WRITTEN REQUEST — Extract the text of each entry below exactly, leaving every image behind.

INFORMATION SUPPLIED —

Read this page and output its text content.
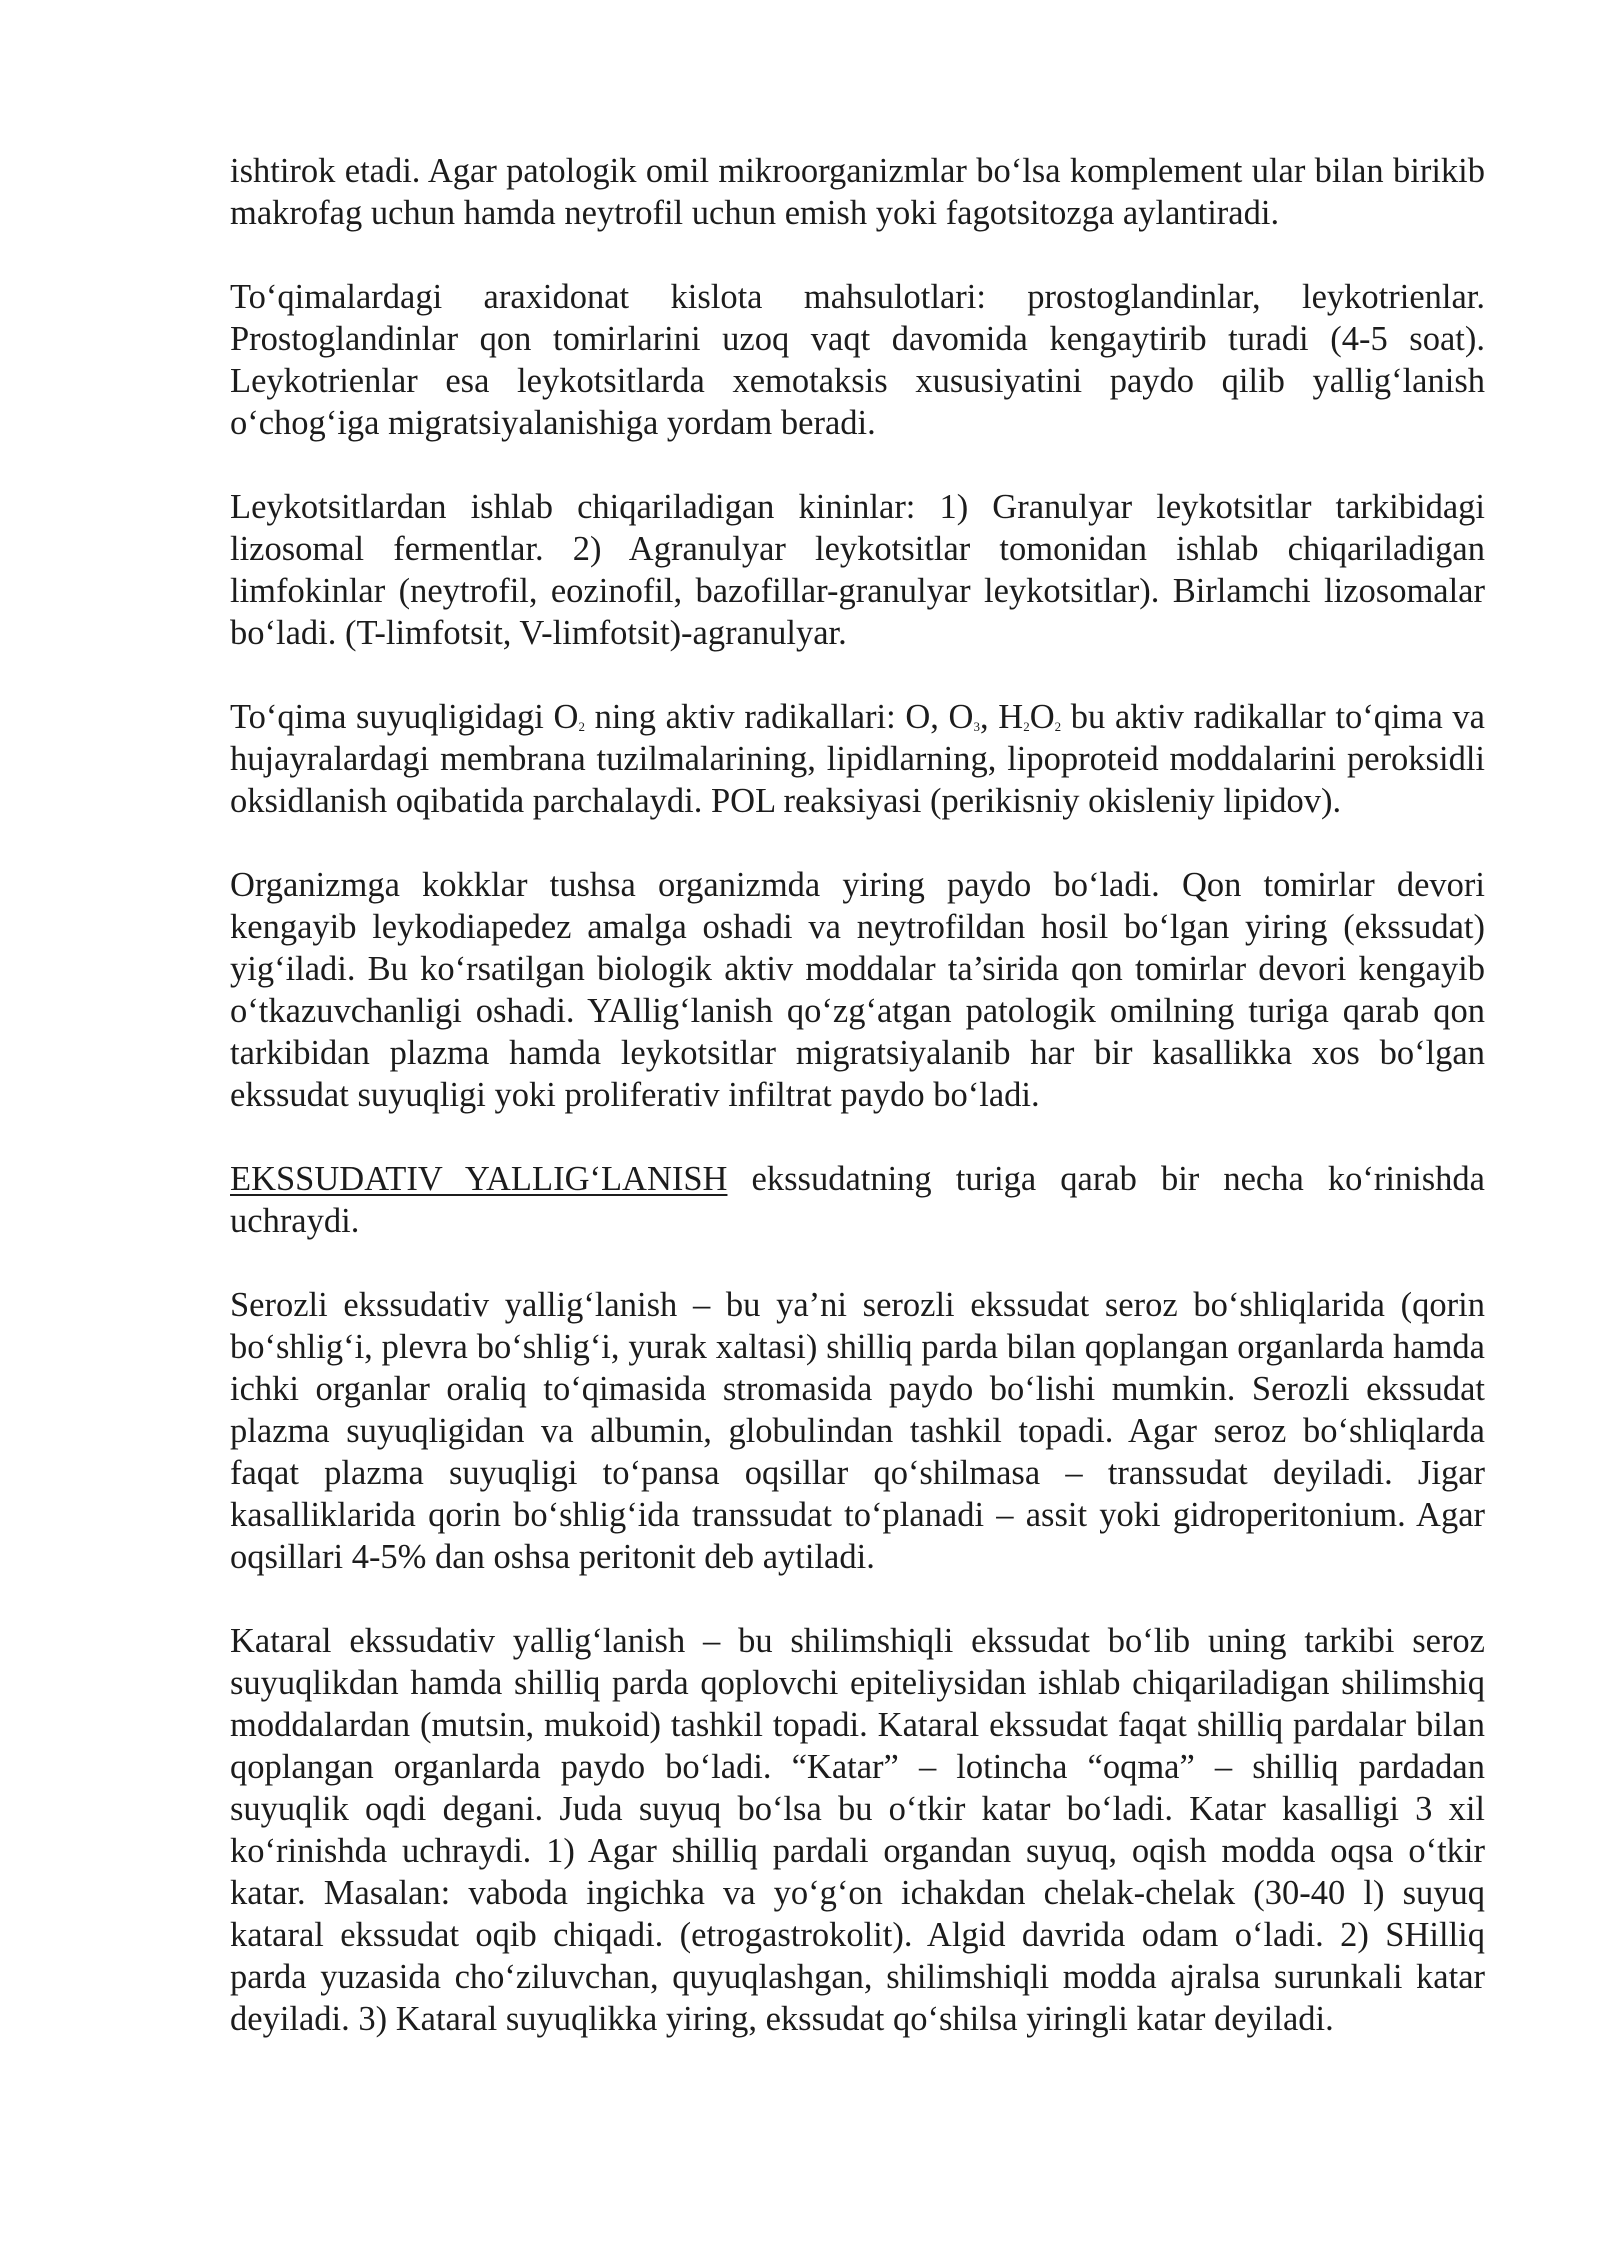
ishtirok etadi. Agar patologik omil mikroorganizmlar bo‘lsa komplement ular bilan birikib makrofag uchun hamda neytrofil uchun emish yoki fagotsitozga aylantiradi.

To‘qimalardagi araxidonat kislota mahsulotlari: prostoglandinlar, leykotrienlar. Prostoglandinlar qon tomirlarini uzoq vaqt davomida kengaytirib turadi (4-5 soat). Leykotrienlar esa leykotsitlarda xemotaksis xususiyatini paydo qilib yallig‘lanish o‘chog‘iga migratsiyalanishiga yordam beradi.

Leykotsitlardan ishlab chiqariladigan kininlar: 1) Granulyar leykotsitlar tarkibidagi lizosomal fermentlar. 2) Agranulyar leykotsitlar tomonidan ishlab chiqariladigan limfokinlar (neytrofil, eozinofil, bazofillar-granulyar leykotsitlar). Birlamchi lizosomalar bo‘ladi. (T-limfotsit, V-limfotsit)-agranulyar.

To‘qima suyuqligidagi $O_2$ ning aktiv radikallari: O, $O_3$, $H_2O_2$ bu aktiv radikallar to‘qima va hujayralardagi membrana tuzilmalarining, lipidlarning, lipoproteid moddalarini peroksidli oksidlanish oqibatida parchalaydi. POL reaksiyasi (perikisniy okisleniy lipidov).

Organizmga kokklar tushsa organizmda yiring paydo bo‘ladi. Qon tomirlar devori kengayib leykodiapedez amalga oshadi va neytrofildan hosil bo‘lgan yiring (ekssudat) yig‘iladi. Bu ko‘rsatilgan biologik aktiv moddalar ta’sirida qon tomirlar devori kengayib o‘tkazuvchanligi oshadi. YAllig‘lanish qo‘zg‘atgan patologik omilning turiga qarab qon tarkibidan plazma hamda leykotsitlar migratsiyalanib har bir kasallikka xos bo‘lgan ekssudat suyuqligi yoki proliferativ infiltrat paydo bo‘ladi.

EKSSUDATIV YALLIG‘LANISH ekssudatning turiga qarab bir necha ko‘rinishda uchraydi.

Serozli ekssudativ yallig‘lanish – bu ya’ni serozli ekssudat seroz bo‘shliqlarida (qorin bo‘shlig‘i, plevra bo‘shlig‘i, yurak xaltasi) shilliq parda bilan qoplangan organlarda hamda ichki organlar oraliq to‘qimasida stromasida paydo bo‘lishi mumkin. Serozli ekssudat plazma suyuqligidan va albumin, globulindan tashkil topadi. Agar seroz bo‘shliqlarda faqat plazma suyuqligi to‘pansa oqsillar qo‘shilmasa – transsudat deyiladi. Jigar kasalliklarida qorin bo‘shlig‘ida transsudat to‘planadi – assit yoki gidroperitonium. Agar oqsillari 4-5% dan oshsa peritonit deb aytiladi.

Kataral ekssudativ yallig‘lanish – bu shilimshiqli ekssudat bo‘lib uning tarkibi seroz suyuqlikdan hamda shilliq parda qoplovchi epiteliysidan ishlab chiqariladigan shilimshiq moddalardan (mutsin, mukoid) tashkil topadi. Kataral ekssudat faqat shilliq pardalar bilan qoplangan organlarda paydo bo‘ladi. “Katar” – lotincha “oqma” – shilliq pardadan suyuqlik oqdi degani. Juda suyuq bo‘lsa bu o‘tkir katar bo‘ladi. Katar kasalligi 3 xil ko‘rinishda uchraydi. 1) Agar shilliq pardali organdan suyuq, oqish modda oqsa o‘tkir katar. Masalan: vaboda ingichka va yo‘g‘on ichakdan chelak-chelak (30-40 l) suyuq kataral ekssudat oqib chiqadi. (etrogastrokolit). Algid davrida odam o‘ladi. 2) SHilliq parda yuzasida cho‘ziluvchan, quyuqlashgan, shilimshiqli modda ajralsa surunkali katar deyiladi. 3) Kataral suyuqlikka yiring, ekssudat qo‘shilsa yiringli katar deyiladi.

THE ANSWER —
Read this page and output its text content.
ishtirok etadi. Agar patologik omil mikroorganizmlar bo‘lsa komplement ular bilan birikib makrofag uchun hamda neytrofil uchun emish yoki fagotsitozga aylantiradi.

To‘qimalardagi araxidonat kislota mahsulotlari: prostoglandinlar, leykotrienlar. Prostoglandinlar qon tomirlarini uzoq vaqt davomida kengaytirib turadi (4-5 soat). Leykotrienlar esa leykotsitlarda xemotaksis xususiyatini paydo qilib yallig‘lanish o‘chog‘iga migratsiyalanishiga yordam beradi.

Leykotsitlardan ishlab chiqariladigan kininlar: 1) Granulyar leykotsitlar tarkibidagi lizosomal fermentlar. 2) Agranulyar leykotsitlar tomonidan ishlab chiqariladigan limfokinlar (neytrofil, eozinofil, bazofillar-granulyar leykotsitlar). Birlamchi lizosomalar bo‘ladi. (T-limfotsit, V-limfotsit)-agranulyar.

To‘qima suyuqligidagi $O_2$ ning aktiv radikallari: O, $O_3$, $H_2O_2$ bu aktiv radikallar to‘qima va hujayralardagi membrana tuzilmalarining, lipidlarning, lipoproteid moddalarini peroksidli oksidlanish oqibatida parchalaydi. POL reaksiyasi (perikisniy okisleniy lipidov).

Organizmga kokklar tushsa organizmda yiring paydo bo‘ladi. Qon tomirlar devori kengayib leykodiapedez amalga oshadi va neytrofildan hosil bo‘lgan yiring (ekssudat) yig‘iladi. Bu ko‘rsatilgan biologik aktiv moddalar ta’sirida qon tomirlar devori kengayib o‘tkazuvchanligi oshadi. YAllig‘lanish qo‘zg‘atgan patologik omilning turiga qarab qon tarkibidan plazma hamda leykotsitlar migratsiyalanib har bir kasallikka xos bo‘lgan ekssudat suyuqligi yoki proliferativ infiltrat paydo bo‘ladi.

EKSSUDATIV YALLIG‘LANISH ekssudatning turiga qarab bir necha ko‘rinishda uchraydi.

Serozli ekssudativ yallig‘lanish – bu ya’ni serozli ekssudat seroz bo‘shliqlarida (qorin bo‘shlig‘i, plevra bo‘shlig‘i, yurak xaltasi) shilliq parda bilan qoplangan organlarda hamda ichki organlar oraliq to‘qimasida stromasida paydo bo‘lishi mumkin. Serozli ekssudat plazma suyuqligidan va albumin, globulindan tashkil topadi. Agar seroz bo‘shliqlarda faqat plazma suyuqligi to‘pansa oqsillar qo‘shilmasa – transsudat deyiladi. Jigar kasalliklarida qorin bo‘shlig‘ida transsudat to‘planadi – assit yoki gidroperitonium. Agar oqsillari 4-5% dan oshsa peritonit deb aytiladi.

Kataral ekssudativ yallig‘lanish – bu shilimshiqli ekssudat bo‘lib uning tarkibi seroz suyuqlikdan hamda shilliq parda qoplovchi epiteliysidan ishlab chiqariladigan shilimshiq moddalardan (mutsin, mukoid) tashkil topadi. Kataral ekssudat faqat shilliq pardalar bilan qoplangan organlarda paydo bo‘ladi. “Katar” – lotincha “oqma” – shilliq pardadan suyuqlik oqdi degani. Juda suyuq bo‘lsa bu o‘tkir katar bo‘ladi. Katar kasalligi 3 xil ko‘rinishda uchraydi. 1) Agar shilliq pardali organdan suyuq, oqish modda oqsa o‘tkir katar. Masalan: vaboda ingichka va yo‘g‘on ichakdan chelak-chelak (30-40 l) suyuq kataral ekssudat oqib chiqadi. (etrogastrokolit). Algid davrida odam o‘ladi. 2) SHilliq parda yuzasida cho‘ziluvchan, quyuqlashgan, shilimshiqli modda ajralsa surunkali katar deyiladi. 3) Kataral suyuqlikka yiring, ekssudat qo‘shilsa yiringli katar deyiladi.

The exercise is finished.